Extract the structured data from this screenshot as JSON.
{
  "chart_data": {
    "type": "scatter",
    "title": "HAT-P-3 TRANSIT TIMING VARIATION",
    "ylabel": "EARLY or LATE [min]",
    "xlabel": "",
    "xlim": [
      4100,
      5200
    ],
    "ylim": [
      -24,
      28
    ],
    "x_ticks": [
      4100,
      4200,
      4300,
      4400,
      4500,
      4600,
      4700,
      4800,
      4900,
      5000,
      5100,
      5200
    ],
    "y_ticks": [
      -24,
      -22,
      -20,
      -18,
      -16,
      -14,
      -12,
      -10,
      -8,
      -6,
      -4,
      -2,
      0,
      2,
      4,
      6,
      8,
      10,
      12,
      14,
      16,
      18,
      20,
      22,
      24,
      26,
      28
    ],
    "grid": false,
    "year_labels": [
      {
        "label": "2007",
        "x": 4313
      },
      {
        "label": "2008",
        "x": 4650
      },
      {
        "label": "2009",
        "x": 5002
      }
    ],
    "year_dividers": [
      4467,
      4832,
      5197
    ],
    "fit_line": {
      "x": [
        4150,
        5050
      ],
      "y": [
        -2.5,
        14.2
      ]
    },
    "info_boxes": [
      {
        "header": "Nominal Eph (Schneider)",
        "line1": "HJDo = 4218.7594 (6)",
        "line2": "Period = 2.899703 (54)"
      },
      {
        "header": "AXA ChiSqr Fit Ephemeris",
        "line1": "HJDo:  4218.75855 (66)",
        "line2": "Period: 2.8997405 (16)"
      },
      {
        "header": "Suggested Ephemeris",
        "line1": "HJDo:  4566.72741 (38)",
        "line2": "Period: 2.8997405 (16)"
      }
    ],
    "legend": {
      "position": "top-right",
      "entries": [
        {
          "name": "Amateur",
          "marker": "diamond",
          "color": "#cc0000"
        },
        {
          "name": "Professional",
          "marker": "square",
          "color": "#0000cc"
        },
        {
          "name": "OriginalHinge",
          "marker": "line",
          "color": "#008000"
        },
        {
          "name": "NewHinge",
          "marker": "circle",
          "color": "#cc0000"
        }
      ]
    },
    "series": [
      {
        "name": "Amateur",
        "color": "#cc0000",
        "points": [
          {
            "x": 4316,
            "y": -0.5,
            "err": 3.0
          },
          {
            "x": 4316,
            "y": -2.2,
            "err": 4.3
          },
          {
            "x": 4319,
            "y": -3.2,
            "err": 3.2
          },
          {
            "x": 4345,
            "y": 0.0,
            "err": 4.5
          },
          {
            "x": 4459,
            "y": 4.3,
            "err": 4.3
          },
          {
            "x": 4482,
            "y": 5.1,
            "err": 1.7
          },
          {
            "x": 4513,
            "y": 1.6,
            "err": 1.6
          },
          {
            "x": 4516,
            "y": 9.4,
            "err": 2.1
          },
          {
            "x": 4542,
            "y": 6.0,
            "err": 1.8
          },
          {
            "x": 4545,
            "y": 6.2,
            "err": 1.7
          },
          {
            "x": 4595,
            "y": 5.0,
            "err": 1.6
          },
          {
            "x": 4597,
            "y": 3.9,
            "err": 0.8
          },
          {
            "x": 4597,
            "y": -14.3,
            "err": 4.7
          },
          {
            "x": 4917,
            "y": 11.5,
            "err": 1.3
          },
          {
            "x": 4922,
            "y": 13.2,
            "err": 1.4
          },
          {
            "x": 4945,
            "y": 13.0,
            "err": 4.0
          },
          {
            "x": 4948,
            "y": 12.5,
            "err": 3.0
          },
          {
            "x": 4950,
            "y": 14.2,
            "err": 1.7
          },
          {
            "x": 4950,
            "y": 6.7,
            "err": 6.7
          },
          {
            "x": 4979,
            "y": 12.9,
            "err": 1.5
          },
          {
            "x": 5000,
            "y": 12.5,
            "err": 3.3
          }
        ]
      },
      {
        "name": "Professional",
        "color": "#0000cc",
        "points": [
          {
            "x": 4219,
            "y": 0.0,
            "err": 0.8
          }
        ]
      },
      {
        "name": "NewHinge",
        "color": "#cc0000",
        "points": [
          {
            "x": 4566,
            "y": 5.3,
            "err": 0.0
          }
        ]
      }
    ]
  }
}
* * *
== Task details ==
Gather from the records above every line containing the string "name".

== Task output ==
          "name": "Amateur",
          "name": "Professional",
          "name": "OriginalHinge",
          "name": "NewHinge",
        "name": "Amateur",
        "name": "Professional",
        "name": "NewHinge",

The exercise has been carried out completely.